What is being asked: Copy out all the lines exactly. Omit pictures.

(Data records)
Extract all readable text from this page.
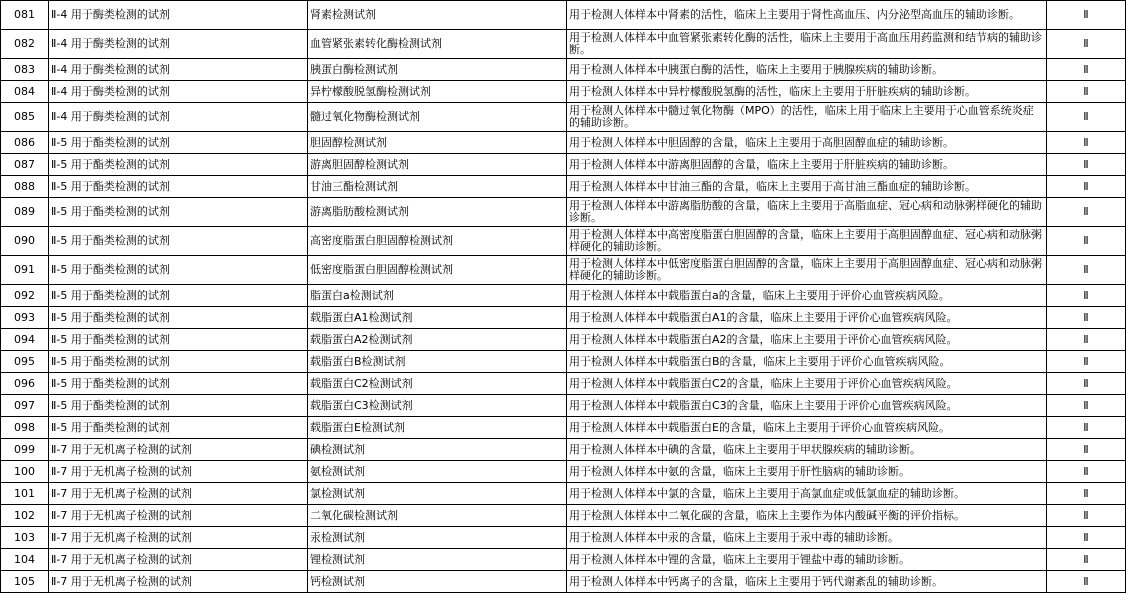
081	Ⅱ-4 用于酶类检测的试剂	肾素检测试剂	用于检测人体样本中肾素的活性，临床上主要用于肾性高血压、内分泌型高血压的辅助诊断。	Ⅱ
082	Ⅱ-4 用于酶类检测的试剂	血管紧张素转化酶检测试剂	用于检测人体样本中血管紧张素转化酶的活性，临床上主要用于高血压用药监测和结节病的辅助诊断。	Ⅱ
083	Ⅱ-4 用于酶类检测的试剂	胰蛋白酶检测试剂	用于检测人体样本中胰蛋白酶的活性，临床上主要用于胰腺疾病的辅助诊断。	Ⅱ
084	Ⅱ-4 用于酶类检测的试剂	异柠檬酸脱氢酶检测试剂	用于检测人体样本中异柠檬酸脱氢酶的活性，临床上主要用于肝脏疾病的辅助诊断。	Ⅱ
085	Ⅱ-4 用于酶类检测的试剂	髓过氧化物酶检测试剂	用于检测人体样本中髓过氧化物酶（MPO）的活性，临床上用于临床上主要用于心血管系统炎症的辅助诊断。	Ⅱ
086	Ⅱ-5 用于酯类检测的试剂	胆固醇检测试剂	用于检测人体样本中胆固醇的含量，临床上主要用于高胆固醇血症的辅助诊断。	Ⅱ
087	Ⅱ-5 用于酯类检测的试剂	游离胆固醇检测试剂	用于检测人体样本中游离胆固醇的含量，临床上主要用于肝脏疾病的辅助诊断。	Ⅱ
088	Ⅱ-5 用于酯类检测的试剂	甘油三酯检测试剂	用于检测人体样本中甘油三酯的含量，临床上主要用于高甘油三酯血症的辅助诊断。	Ⅱ
089	Ⅱ-5 用于酯类检测的试剂	游离脂肪酸检测试剂	用于检测人体样本中游离脂肪酸的含量，临床上主要用于高脂血症、冠心病和动脉粥样硬化的辅助诊断。	Ⅱ
090	Ⅱ-5 用于酯类检测的试剂	高密度脂蛋白胆固醇检测试剂	用于检测人体样本中高密度脂蛋白胆固醇的含量，临床上主要用于高胆固醇血症、冠心病和动脉粥样硬化的辅助诊断。	Ⅱ
091	Ⅱ-5 用于酯类检测的试剂	低密度脂蛋白胆固醇检测试剂	用于检测人体样本中低密度脂蛋白胆固醇的含量，临床上主要用于高胆固醇血症、冠心病和动脉粥样硬化的辅助诊断。	Ⅱ
092	Ⅱ-5 用于酯类检测的试剂	脂蛋白a检测试剂	用于检测人体样本中载脂蛋白a的含量，临床上主要用于评价心血管疾病风险。	Ⅱ
093	Ⅱ-5 用于酯类检测的试剂	载脂蛋白A1检测试剂	用于检测人体样本中载脂蛋白A1的含量，临床上主要用于评价心血管疾病风险。	Ⅱ
094	Ⅱ-5 用于酯类检测的试剂	载脂蛋白A2检测试剂	用于检测人体样本中载脂蛋白A2的含量，临床上主要用于评价心血管疾病风险。	Ⅱ
095	Ⅱ-5 用于酯类检测的试剂	载脂蛋白B检测试剂	用于检测人体样本中载脂蛋白B的含量，临床上主要用于评价心血管疾病风险。	Ⅱ
096	Ⅱ-5 用于酯类检测的试剂	载脂蛋白C2检测试剂	用于检测人体样本中载脂蛋白C2的含量，临床上主要用于评价心血管疾病风险。	Ⅱ
097	Ⅱ-5 用于酯类检测的试剂	载脂蛋白C3检测试剂	用于检测人体样本中载脂蛋白C3的含量，临床上主要用于评价心血管疾病风险。	Ⅱ
098	Ⅱ-5 用于酯类检测的试剂	载脂蛋白E检测试剂	用于检测人体样本中载脂蛋白E的含量，临床上主要用于评价心血管疾病风险。	Ⅱ
099	Ⅱ-7 用于无机离子检测的试剂	碘检测试剂	用于检测人体样本中碘的含量，临床上主要用于甲状腺疾病的辅助诊断。	Ⅱ
100	Ⅱ-7 用于无机离子检测的试剂	氨检测试剂	用于检测人体样本中氨的含量，临床上主要用于肝性脑病的辅助诊断。	Ⅱ
101	Ⅱ-7 用于无机离子检测的试剂	氯检测试剂	用于检测人体样本中氯的含量，临床上主要用于高氯血症或低氯血症的辅助诊断。	Ⅱ
102	Ⅱ-7 用于无机离子检测的试剂	二氧化碳检测试剂	用于检测人体样本中二氧化碳的含量，临床上主要作为体内酸碱平衡的评价指标。	Ⅱ
103	Ⅱ-7 用于无机离子检测的试剂	汞检测试剂	用于检测人体样本中汞的含量，临床上主要用于汞中毒的辅助诊断。	Ⅱ
104	Ⅱ-7 用于无机离子检测的试剂	锂检测试剂	用于检测人体样本中锂的含量，临床上主要用于锂盐中毒的辅助诊断。	Ⅱ
105	Ⅱ-7 用于无机离子检测的试剂	钙检测试剂	用于检测人体样本中钙离子的含量，临床上主要用于钙代谢紊乱的辅助诊断。	Ⅱ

Written response:
Extract all readable text from this page.
081	Ⅱ-4 用于酶类检测的试剂	肾素检测试剂	用于检测人体样本中肾素的活性，临床上主要用于肾性高血压、内分泌型高血压的辅助诊断。	Ⅱ
082	Ⅱ-4 用于酶类检测的试剂	血管紧张素转化酶检测试剂	用于检测人体样本中血管紧张素转化酶的活性，临床上主要用于高血压用药监测和结节病的辅助诊断。	Ⅱ
083	Ⅱ-4 用于酶类检测的试剂	胰蛋白酶检测试剂	用于检测人体样本中胰蛋白酶的活性，临床上主要用于胰腺疾病的辅助诊断。	Ⅱ
084	Ⅱ-4 用于酶类检测的试剂	异柠檬酸脱氢酶检测试剂	用于检测人体样本中异柠檬酸脱氢酶的活性，临床上主要用于肝脏疾病的辅助诊断。	Ⅱ
085	Ⅱ-4 用于酶类检测的试剂	髓过氧化物酶检测试剂	用于检测人体样本中髓过氧化物酶（MPO）的活性，临床上用于临床上主要用于心血管系统炎症的辅助诊断。	Ⅱ
086	Ⅱ-5 用于酯类检测的试剂	胆固醇检测试剂	用于检测人体样本中胆固醇的含量，临床上主要用于高胆固醇血症的辅助诊断。	Ⅱ
087	Ⅱ-5 用于酯类检测的试剂	游离胆固醇检测试剂	用于检测人体样本中游离胆固醇的含量，临床上主要用于肝脏疾病的辅助诊断。	Ⅱ
088	Ⅱ-5 用于酯类检测的试剂	甘油三酯检测试剂	用于检测人体样本中甘油三酯的含量，临床上主要用于高甘油三酯血症的辅助诊断。	Ⅱ
089	Ⅱ-5 用于酯类检测的试剂	游离脂肪酸检测试剂	用于检测人体样本中游离脂肪酸的含量，临床上主要用于高脂血症、冠心病和动脉粥样硬化的辅助诊断。	Ⅱ
090	Ⅱ-5 用于酯类检测的试剂	高密度脂蛋白胆固醇检测试剂	用于检测人体样本中高密度脂蛋白胆固醇的含量，临床上主要用于高胆固醇血症、冠心病和动脉粥样硬化的辅助诊断。	Ⅱ
091	Ⅱ-5 用于酯类检测的试剂	低密度脂蛋白胆固醇检测试剂	用于检测人体样本中低密度脂蛋白胆固醇的含量，临床上主要用于高胆固醇血症、冠心病和动脉粥样硬化的辅助诊断。	Ⅱ
092	Ⅱ-5 用于酯类检测的试剂	脂蛋白a检测试剂	用于检测人体样本中载脂蛋白a的含量，临床上主要用于评价心血管疾病风险。	Ⅱ
093	Ⅱ-5 用于酯类检测的试剂	载脂蛋白A1检测试剂	用于检测人体样本中载脂蛋白A1的含量，临床上主要用于评价心血管疾病风险。	Ⅱ
094	Ⅱ-5 用于酯类检测的试剂	载脂蛋白A2检测试剂	用于检测人体样本中载脂蛋白A2的含量，临床上主要用于评价心血管疾病风险。	Ⅱ
095	Ⅱ-5 用于酯类检测的试剂	载脂蛋白B检测试剂	用于检测人体样本中载脂蛋白B的含量，临床上主要用于评价心血管疾病风险。	Ⅱ
096	Ⅱ-5 用于酯类检测的试剂	载脂蛋白C2检测试剂	用于检测人体样本中载脂蛋白C2的含量，临床上主要用于评价心血管疾病风险。	Ⅱ
097	Ⅱ-5 用于酯类检测的试剂	载脂蛋白C3检测试剂	用于检测人体样本中载脂蛋白C3的含量，临床上主要用于评价心血管疾病风险。	Ⅱ
098	Ⅱ-5 用于酯类检测的试剂	载脂蛋白E检测试剂	用于检测人体样本中载脂蛋白E的含量，临床上主要用于评价心血管疾病风险。	Ⅱ
099	Ⅱ-7 用于无机离子检测的试剂	碘检测试剂	用于检测人体样本中碘的含量，临床上主要用于甲状腺疾病的辅助诊断。	Ⅱ
100	Ⅱ-7 用于无机离子检测的试剂	氨检测试剂	用于检测人体样本中氨的含量，临床上主要用于肝性脑病的辅助诊断。	Ⅱ
101	Ⅱ-7 用于无机离子检测的试剂	氯检测试剂	用于检测人体样本中氯的含量，临床上主要用于高氯血症或低氯血症的辅助诊断。	Ⅱ
102	Ⅱ-7 用于无机离子检测的试剂	二氧化碳检测试剂	用于检测人体样本中二氧化碳的含量，临床上主要作为体内酸碱平衡的评价指标。	Ⅱ
103	Ⅱ-7 用于无机离子检测的试剂	汞检测试剂	用于检测人体样本中汞的含量，临床上主要用于汞中毒的辅助诊断。	Ⅱ
104	Ⅱ-7 用于无机离子检测的试剂	锂检测试剂	用于检测人体样本中锂的含量，临床上主要用于锂盐中毒的辅助诊断。	Ⅱ
105	Ⅱ-7 用于无机离子检测的试剂	钙检测试剂	用于检测人体样本中钙离子的含量，临床上主要用于钙代谢紊乱的辅助诊断。	Ⅱ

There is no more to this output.